SHORT PROBLEM
Could you convert every line of the records below into a Markdown table with the columns No. and Line, numbering each row and skipping any blank lines?

>> begin DATA FOR THIS EXERCISE

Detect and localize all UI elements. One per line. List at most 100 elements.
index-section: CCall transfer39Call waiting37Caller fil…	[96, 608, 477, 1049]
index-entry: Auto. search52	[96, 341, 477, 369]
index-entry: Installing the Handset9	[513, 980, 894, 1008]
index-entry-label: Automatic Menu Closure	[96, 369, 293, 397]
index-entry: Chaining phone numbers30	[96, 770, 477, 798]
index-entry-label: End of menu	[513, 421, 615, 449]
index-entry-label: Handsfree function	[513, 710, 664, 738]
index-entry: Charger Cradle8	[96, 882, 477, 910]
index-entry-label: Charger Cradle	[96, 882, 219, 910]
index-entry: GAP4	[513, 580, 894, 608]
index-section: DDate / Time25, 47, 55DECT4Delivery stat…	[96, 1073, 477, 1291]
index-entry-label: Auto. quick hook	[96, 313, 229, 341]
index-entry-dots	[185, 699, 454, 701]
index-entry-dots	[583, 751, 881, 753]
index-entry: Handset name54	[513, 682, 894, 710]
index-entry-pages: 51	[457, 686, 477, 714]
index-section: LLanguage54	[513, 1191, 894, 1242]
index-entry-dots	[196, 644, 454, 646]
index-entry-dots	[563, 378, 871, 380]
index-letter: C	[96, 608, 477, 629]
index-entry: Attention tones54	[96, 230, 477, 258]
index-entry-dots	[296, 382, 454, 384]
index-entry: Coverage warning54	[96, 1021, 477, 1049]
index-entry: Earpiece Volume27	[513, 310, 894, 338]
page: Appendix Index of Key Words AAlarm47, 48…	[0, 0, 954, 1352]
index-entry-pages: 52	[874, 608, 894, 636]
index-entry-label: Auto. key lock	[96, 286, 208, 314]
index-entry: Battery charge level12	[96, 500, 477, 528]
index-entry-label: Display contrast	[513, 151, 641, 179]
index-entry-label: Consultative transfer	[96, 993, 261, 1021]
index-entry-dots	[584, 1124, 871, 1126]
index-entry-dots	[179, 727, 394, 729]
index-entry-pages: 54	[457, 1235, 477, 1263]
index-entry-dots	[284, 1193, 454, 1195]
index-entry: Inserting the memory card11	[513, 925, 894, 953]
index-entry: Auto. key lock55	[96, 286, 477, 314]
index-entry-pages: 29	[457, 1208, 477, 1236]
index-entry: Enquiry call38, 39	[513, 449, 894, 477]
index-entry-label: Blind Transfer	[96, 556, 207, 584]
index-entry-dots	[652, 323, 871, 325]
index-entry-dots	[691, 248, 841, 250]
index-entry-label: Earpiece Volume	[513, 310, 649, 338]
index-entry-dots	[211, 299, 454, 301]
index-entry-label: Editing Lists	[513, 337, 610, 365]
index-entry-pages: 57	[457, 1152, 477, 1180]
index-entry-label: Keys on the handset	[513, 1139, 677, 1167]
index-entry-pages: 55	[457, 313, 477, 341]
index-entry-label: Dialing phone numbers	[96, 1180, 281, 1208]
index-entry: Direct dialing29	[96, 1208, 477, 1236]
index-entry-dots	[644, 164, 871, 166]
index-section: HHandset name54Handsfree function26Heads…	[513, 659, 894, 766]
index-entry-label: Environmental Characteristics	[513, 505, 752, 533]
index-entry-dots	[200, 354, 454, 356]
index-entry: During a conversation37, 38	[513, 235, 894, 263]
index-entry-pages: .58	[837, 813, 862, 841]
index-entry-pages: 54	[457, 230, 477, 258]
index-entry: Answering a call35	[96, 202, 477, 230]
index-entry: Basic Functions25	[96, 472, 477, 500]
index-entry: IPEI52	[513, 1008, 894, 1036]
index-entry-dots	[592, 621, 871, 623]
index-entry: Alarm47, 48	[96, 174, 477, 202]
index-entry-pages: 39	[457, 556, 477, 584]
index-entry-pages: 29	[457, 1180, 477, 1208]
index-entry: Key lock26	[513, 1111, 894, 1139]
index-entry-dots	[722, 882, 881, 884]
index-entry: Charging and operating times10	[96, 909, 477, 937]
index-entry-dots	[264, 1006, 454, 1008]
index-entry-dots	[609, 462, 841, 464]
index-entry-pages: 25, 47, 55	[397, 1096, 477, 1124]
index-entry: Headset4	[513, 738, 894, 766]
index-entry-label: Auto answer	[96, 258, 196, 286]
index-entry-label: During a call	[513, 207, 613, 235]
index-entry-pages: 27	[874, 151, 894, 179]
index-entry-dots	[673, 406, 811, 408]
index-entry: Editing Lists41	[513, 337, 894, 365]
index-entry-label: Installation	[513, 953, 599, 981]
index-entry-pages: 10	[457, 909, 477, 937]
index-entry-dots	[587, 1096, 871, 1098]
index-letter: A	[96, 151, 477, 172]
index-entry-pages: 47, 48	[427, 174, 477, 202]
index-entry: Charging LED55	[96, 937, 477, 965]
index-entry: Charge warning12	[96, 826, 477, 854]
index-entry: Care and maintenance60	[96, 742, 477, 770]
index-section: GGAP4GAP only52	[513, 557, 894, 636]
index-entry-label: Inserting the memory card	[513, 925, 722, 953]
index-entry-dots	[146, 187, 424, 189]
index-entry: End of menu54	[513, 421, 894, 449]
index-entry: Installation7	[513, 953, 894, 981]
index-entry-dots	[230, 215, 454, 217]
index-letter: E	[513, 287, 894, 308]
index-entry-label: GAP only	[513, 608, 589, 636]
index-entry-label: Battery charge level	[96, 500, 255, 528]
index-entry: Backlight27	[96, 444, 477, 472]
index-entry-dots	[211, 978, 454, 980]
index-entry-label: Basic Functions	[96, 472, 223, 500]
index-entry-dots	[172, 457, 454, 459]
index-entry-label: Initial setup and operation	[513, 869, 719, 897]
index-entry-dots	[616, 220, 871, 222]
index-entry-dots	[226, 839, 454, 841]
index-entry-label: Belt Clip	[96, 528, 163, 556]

>> end DATA FOR THIS EXERCISE

TASK SOLUTION
| No. | Line |
|---|---|
| 1 | Detect and localize all UI elements. One per line. List at most 100 elements. |
| 2 | index-section: CCall transfer39Call waiting37Caller fil…	[96, 608, 477, 1049] |
| 3 | index-entry: Auto. search52	[96, 341, 477, 369] |
| 4 | index-entry: Installing the Handset9	[513, 980, 894, 1008] |
| 5 | index-entry-label: Automatic Menu Closure	[96, 369, 293, 397] |
| 6 | index-entry: Chaining phone numbers30	[96, 770, 477, 798] |
| 7 | index-entry-label: End of menu	[513, 421, 615, 449] |
| 8 | index-entry-label: Handsfree function	[513, 710, 664, 738] |
| 9 | index-entry: Charger Cradle8	[96, 882, 477, 910] |
| 10 | index-entry-label: Charger Cradle	[96, 882, 219, 910] |
| 11 | index-entry: GAP4	[513, 580, 894, 608] |
| 12 | index-section: DDate / Time25, 47, 55DECT4Delivery stat…	[96, 1073, 477, 1291] |
| 13 | index-entry-label: Auto. quick hook	[96, 313, 229, 341] |
| 14 | index-entry-dots	[185, 699, 454, 701] |
| 15 | index-entry-dots	[583, 751, 881, 753] |
| 16 | index-entry: Handset name54	[513, 682, 894, 710] |
| 17 | index-entry-pages: 51	[457, 686, 477, 714] |
| 18 | index-section: LLanguage54	[513, 1191, 894, 1242] |
| 19 | index-entry-dots	[196, 644, 454, 646] |
| 20 | index-entry-dots	[563, 378, 871, 380] |
| 21 | index-letter: C	[96, 608, 477, 629] |
| 22 | index-entry: Attention tones54	[96, 230, 477, 258] |
| 23 | index-entry-dots	[296, 382, 454, 384] |
| 24 | index-entry: Coverage warning54	[96, 1021, 477, 1049] |
| 25 | index-entry: Earpiece Volume27	[513, 310, 894, 338] |
| 26 | page: Appendix Index of Key Words AAlarm47, 48…	[0, 0, 954, 1352] |
| 27 | index-entry-pages: 52	[874, 608, 894, 636] |
| 28 | index-entry-label: Auto. key lock	[96, 286, 208, 314] |
| 29 | index-entry: Battery charge level12	[96, 500, 477, 528] |
| 30 | index-entry-label: Display contrast	[513, 151, 641, 179] |
| 31 | index-entry-label: Consultative transfer	[96, 993, 261, 1021] |
| 32 | index-entry-dots	[584, 1124, 871, 1126] |
| 33 | index-entry-dots	[179, 727, 394, 729] |
| 34 | index-entry-pages: 54	[457, 1235, 477, 1263] |
| 35 | index-entry-dots	[284, 1193, 454, 1195] |
| 36 | index-entry: Inserting the memory card11	[513, 925, 894, 953] |
| 37 | index-entry: Auto. key lock55	[96, 286, 477, 314] |
| 38 | index-entry-pages: 29	[457, 1208, 477, 1236] |
| 39 | index-entry: Enquiry call38, 39	[513, 449, 894, 477] |
| 40 | index-entry-label: Blind Transfer	[96, 556, 207, 584] |
| 41 | index-entry-dots	[652, 323, 871, 325] |
| 42 | index-entry-dots	[691, 248, 841, 250] |
| 43 | index-entry-label: Earpiece Volume	[513, 310, 649, 338] |
| 44 | index-entry-dots	[211, 299, 454, 301] |
| 45 | index-entry-label: Editing Lists	[513, 337, 610, 365] |
| 46 | index-entry-pages: 57	[457, 1152, 477, 1180] |
| 47 | index-entry-label: Keys on the handset	[513, 1139, 677, 1167] |
| 48 | index-entry-pages: 55	[457, 313, 477, 341] |
| 49 | index-entry-label: Dialing phone numbers	[96, 1180, 281, 1208] |
| 50 | index-entry: Direct dialing29	[96, 1208, 477, 1236] |
| 51 | index-entry-dots	[644, 164, 871, 166] |
| 52 | index-section: HHandset name54Handsfree function26Heads…	[513, 659, 894, 766] |
| 53 | index-entry-label: Environmental Characteristics	[513, 505, 752, 533] |
| 54 | index-entry-dots	[200, 354, 454, 356] |
| 55 | index-entry: During a conversation37, 38	[513, 235, 894, 263] |
| 56 | index-entry-pages: .58	[837, 813, 862, 841] |
| 57 | index-entry-pages: 54	[457, 230, 477, 258] |
| 58 | index-entry: Answering a call35	[96, 202, 477, 230] |
| 59 | index-entry: Basic Functions25	[96, 472, 477, 500] |
| 60 | index-entry: IPEI52	[513, 1008, 894, 1036] |
| 61 | index-entry-dots	[592, 621, 871, 623] |
| 62 | index-entry: Alarm47, 48	[96, 174, 477, 202] |
| 63 | index-entry-pages: 39	[457, 556, 477, 584] |
| 64 | index-entry-pages: 29	[457, 1180, 477, 1208] |
| 65 | index-entry: Key lock26	[513, 1111, 894, 1139] |
| 66 | index-entry-dots	[722, 882, 881, 884] |
| 67 | index-entry: Charging and operating times10	[96, 909, 477, 937] |
| 68 | index-entry-dots	[264, 1006, 454, 1008] |
| 69 | index-entry-dots	[609, 462, 841, 464] |
| 70 | index-entry-pages: 25, 47, 55	[397, 1096, 477, 1124] |
| 71 | index-entry: Headset4	[513, 738, 894, 766] |
| 72 | index-entry-label: Auto answer	[96, 258, 196, 286] |
| 73 | index-entry-label: During a call	[513, 207, 613, 235] |
| 74 | index-entry-pages: 27	[874, 151, 894, 179] |
| 75 | index-entry-dots	[673, 406, 811, 408] |
| 76 | index-entry: Editing Lists41	[513, 337, 894, 365] |
| 77 | index-entry-label: Installation	[513, 953, 599, 981] |
| 78 | index-entry-pages: 10	[457, 909, 477, 937] |
| 79 | index-entry-dots	[587, 1096, 871, 1098] |
| 80 | index-letter: A	[96, 151, 477, 172] |
| 81 | index-entry-pages: 47, 48	[427, 174, 477, 202] |
| 82 | index-entry: Charging LED55	[96, 937, 477, 965] |
| 83 | index-entry: Charge warning12	[96, 826, 477, 854] |
| 84 | index-entry: Care and maintenance60	[96, 742, 477, 770] |
| 85 | index-section: GGAP4GAP only52	[513, 557, 894, 636] |
| 86 | index-entry-label: Inserting the memory card	[513, 925, 722, 953] |
| 87 | index-entry-dots	[146, 187, 424, 189] |
| 88 | index-entry: End of menu54	[513, 421, 894, 449] |
| 89 | index-entry: Installation7	[513, 953, 894, 981] |
| 90 | index-entry-dots	[230, 215, 454, 217] |
| 91 | index-letter: E	[513, 287, 894, 308] |
| 92 | index-entry-label: GAP only	[513, 608, 589, 636] |
| 93 | index-entry-label: Battery charge level	[96, 500, 255, 528] |
| 94 | index-entry: Backlight27	[96, 444, 477, 472] |
| 95 | index-entry-dots	[211, 978, 454, 980] |
| 96 | index-entry-label: Basic Functions	[96, 472, 223, 500] |
| 97 | index-entry-dots	[172, 457, 454, 459] |
| 98 | index-entry-label: Initial setup and operation	[513, 869, 719, 897] |
| 99 | index-entry-dots	[616, 220, 871, 222] |
| 100 | index-entry-dots	[226, 839, 454, 841] |
| 101 | index-entry-label: Belt Clip	[96, 528, 163, 556] |